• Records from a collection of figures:
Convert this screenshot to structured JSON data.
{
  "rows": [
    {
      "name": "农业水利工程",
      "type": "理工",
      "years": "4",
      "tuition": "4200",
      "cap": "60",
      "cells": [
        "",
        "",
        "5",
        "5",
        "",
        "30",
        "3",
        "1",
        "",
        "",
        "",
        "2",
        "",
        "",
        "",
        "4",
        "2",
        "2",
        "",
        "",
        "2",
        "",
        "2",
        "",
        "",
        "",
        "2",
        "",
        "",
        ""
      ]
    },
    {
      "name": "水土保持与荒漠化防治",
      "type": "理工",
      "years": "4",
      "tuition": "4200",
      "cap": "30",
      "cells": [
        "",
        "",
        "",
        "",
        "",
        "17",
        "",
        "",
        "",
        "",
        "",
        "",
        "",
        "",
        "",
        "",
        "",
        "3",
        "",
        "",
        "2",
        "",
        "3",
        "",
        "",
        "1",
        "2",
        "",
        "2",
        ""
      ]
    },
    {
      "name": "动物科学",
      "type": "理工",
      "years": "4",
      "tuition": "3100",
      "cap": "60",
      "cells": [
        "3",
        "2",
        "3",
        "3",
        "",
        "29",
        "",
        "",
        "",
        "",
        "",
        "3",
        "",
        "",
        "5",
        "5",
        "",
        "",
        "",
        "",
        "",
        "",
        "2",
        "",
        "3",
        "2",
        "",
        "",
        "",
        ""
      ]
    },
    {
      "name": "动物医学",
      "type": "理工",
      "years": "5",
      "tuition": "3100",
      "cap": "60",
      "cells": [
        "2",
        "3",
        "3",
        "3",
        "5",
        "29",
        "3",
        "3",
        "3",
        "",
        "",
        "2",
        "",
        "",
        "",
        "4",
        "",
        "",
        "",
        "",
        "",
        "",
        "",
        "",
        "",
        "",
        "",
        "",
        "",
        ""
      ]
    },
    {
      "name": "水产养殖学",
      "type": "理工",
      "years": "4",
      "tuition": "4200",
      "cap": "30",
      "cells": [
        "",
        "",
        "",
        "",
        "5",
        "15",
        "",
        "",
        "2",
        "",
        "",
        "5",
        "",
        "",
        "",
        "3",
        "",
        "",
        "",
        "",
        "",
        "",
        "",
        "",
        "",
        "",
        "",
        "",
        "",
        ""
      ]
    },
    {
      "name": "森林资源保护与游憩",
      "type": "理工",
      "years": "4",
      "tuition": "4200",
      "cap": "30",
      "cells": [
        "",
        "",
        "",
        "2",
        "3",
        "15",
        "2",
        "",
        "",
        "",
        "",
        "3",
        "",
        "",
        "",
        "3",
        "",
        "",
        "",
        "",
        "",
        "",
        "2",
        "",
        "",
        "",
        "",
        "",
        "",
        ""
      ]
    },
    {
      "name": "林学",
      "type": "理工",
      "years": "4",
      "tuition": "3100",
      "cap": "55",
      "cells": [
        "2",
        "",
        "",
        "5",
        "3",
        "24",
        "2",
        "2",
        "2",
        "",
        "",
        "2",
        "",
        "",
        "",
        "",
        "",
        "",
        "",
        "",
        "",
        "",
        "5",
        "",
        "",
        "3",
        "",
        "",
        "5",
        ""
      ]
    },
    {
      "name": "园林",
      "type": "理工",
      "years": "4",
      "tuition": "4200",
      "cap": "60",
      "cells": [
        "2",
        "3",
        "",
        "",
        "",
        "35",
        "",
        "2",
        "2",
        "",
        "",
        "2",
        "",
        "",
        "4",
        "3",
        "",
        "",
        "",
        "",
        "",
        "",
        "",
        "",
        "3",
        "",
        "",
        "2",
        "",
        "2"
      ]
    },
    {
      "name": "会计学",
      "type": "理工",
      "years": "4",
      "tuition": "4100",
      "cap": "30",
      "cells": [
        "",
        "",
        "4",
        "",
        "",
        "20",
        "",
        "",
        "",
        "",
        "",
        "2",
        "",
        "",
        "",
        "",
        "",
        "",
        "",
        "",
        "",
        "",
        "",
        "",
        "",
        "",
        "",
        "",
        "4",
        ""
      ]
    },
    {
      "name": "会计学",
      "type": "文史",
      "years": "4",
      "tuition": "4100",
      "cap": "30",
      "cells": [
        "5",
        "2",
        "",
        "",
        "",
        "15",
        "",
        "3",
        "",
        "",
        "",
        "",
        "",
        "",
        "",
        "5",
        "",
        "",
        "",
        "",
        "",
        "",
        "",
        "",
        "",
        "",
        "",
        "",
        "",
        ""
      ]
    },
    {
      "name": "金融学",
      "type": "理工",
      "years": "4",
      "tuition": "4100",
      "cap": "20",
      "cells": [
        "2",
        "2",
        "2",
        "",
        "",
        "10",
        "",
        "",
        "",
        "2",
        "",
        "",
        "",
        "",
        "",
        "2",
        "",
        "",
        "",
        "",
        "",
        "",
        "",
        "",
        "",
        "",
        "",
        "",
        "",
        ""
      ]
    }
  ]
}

• GIVEN INSTRUCTION:
Return each entry from the material above exactly as it appears.

• FULL ANSWER:
Convert this screenshot to structured JSON data.
{
  "rows": [
    {
      "name": "农业水利工程",
      "type": "理工",
      "years": "4",
      "tuition": "4200",
      "cap": "60",
      "cells": [
        "",
        "",
        "5",
        "5",
        "",
        "30",
        "3",
        "1",
        "",
        "",
        "",
        "2",
        "",
        "",
        "",
        "4",
        "2",
        "2",
        "",
        "",
        "2",
        "",
        "2",
        "",
        "",
        "",
        "2",
        "",
        "",
        ""
      ]
    },
    {
      "name": "水土保持与荒漠化防治",
      "type": "理工",
      "years": "4",
      "tuition": "4200",
      "cap": "30",
      "cells": [
        "",
        "",
        "",
        "",
        "",
        "17",
        "",
        "",
        "",
        "",
        "",
        "",
        "",
        "",
        "",
        "",
        "",
        "3",
        "",
        "",
        "2",
        "",
        "3",
        "",
        "",
        "1",
        "2",
        "",
        "2",
        ""
      ]
    },
    {
      "name": "动物科学",
      "type": "理工",
      "years": "4",
      "tuition": "3100",
      "cap": "60",
      "cells": [
        "3",
        "2",
        "3",
        "3",
        "",
        "29",
        "",
        "",
        "",
        "",
        "",
        "3",
        "",
        "",
        "5",
        "5",
        "",
        "",
        "",
        "",
        "",
        "",
        "2",
        "",
        "3",
        "2",
        "",
        "",
        "",
        ""
      ]
    },
    {
      "name": "动物医学",
      "type": "理工",
      "years": "5",
      "tuition": "3100",
      "cap": "60",
      "cells": [
        "2",
        "3",
        "3",
        "3",
        "5",
        "29",
        "3",
        "3",
        "3",
        "",
        "",
        "2",
        "",
        "",
        "",
        "4",
        "",
        "",
        "",
        "",
        "",
        "",
        "",
        "",
        "",
        "",
        "",
        "",
        "",
        ""
      ]
    },
    {
      "name": "水产养殖学",
      "type": "理工",
      "years": "4",
      "tuition": "4200",
      "cap": "30",
      "cells": [
        "",
        "",
        "",
        "",
        "5",
        "15",
        "",
        "",
        "2",
        "",
        "",
        "5",
        "",
        "",
        "",
        "3",
        "",
        "",
        "",
        "",
        "",
        "",
        "",
        "",
        "",
        "",
        "",
        "",
        "",
        ""
      ]
    },
    {
      "name": "森林资源保护与游憩",
      "type": "理工",
      "years": "4",
      "tuition": "4200",
      "cap": "30",
      "cells": [
        "",
        "",
        "",
        "2",
        "3",
        "15",
        "2",
        "",
        "",
        "",
        "",
        "3",
        "",
        "",
        "",
        "3",
        "",
        "",
        "",
        "",
        "",
        "",
        "2",
        "",
        "",
        "",
        "",
        "",
        "",
        ""
      ]
    },
    {
      "name": "林学",
      "type": "理工",
      "years": "4",
      "tuition": "3100",
      "cap": "55",
      "cells": [
        "2",
        "",
        "",
        "5",
        "3",
        "24",
        "2",
        "2",
        "2",
        "",
        "",
        "2",
        "",
        "",
        "",
        "",
        "",
        "",
        "",
        "",
        "",
        "",
        "5",
        "",
        "",
        "3",
        "",
        "",
        "5",
        ""
      ]
    },
    {
      "name": "园林",
      "type": "理工",
      "years": "4",
      "tuition": "4200",
      "cap": "60",
      "cells": [
        "2",
        "3",
        "",
        "",
        "",
        "35",
        "",
        "2",
        "2",
        "",
        "",
        "2",
        "",
        "",
        "4",
        "3",
        "",
        "",
        "",
        "",
        "",
        "",
        "",
        "",
        "3",
        "",
        "",
        "2",
        "",
        "2"
      ]
    },
    {
      "name": "会计学",
      "type": "理工",
      "years": "4",
      "tuition": "4100",
      "cap": "30",
      "cells": [
        "",
        "",
        "4",
        "",
        "",
        "20",
        "",
        "",
        "",
        "",
        "",
        "2",
        "",
        "",
        "",
        "",
        "",
        "",
        "",
        "",
        "",
        "",
        "",
        "",
        "",
        "",
        "",
        "",
        "4",
        ""
      ]
    },
    {
      "name": "会计学",
      "type": "文史",
      "years": "4",
      "tuition": "4100",
      "cap": "30",
      "cells": [
        "5",
        "2",
        "",
        "",
        "",
        "15",
        "",
        "3",
        "",
        "",
        "",
        "",
        "",
        "",
        "",
        "5",
        "",
        "",
        "",
        "",
        "",
        "",
        "",
        "",
        "",
        "",
        "",
        "",
        "",
        ""
      ]
    },
    {
      "name": "金融学",
      "type": "理工",
      "years": "4",
      "tuition": "4100",
      "cap": "20",
      "cells": [
        "2",
        "2",
        "2",
        "",
        "",
        "10",
        "",
        "",
        "",
        "2",
        "",
        "",
        "",
        "",
        "",
        "2",
        "",
        "",
        "",
        "",
        "",
        "",
        "",
        "",
        "",
        "",
        "",
        "",
        "",
        ""
      ]
    }
  ]
}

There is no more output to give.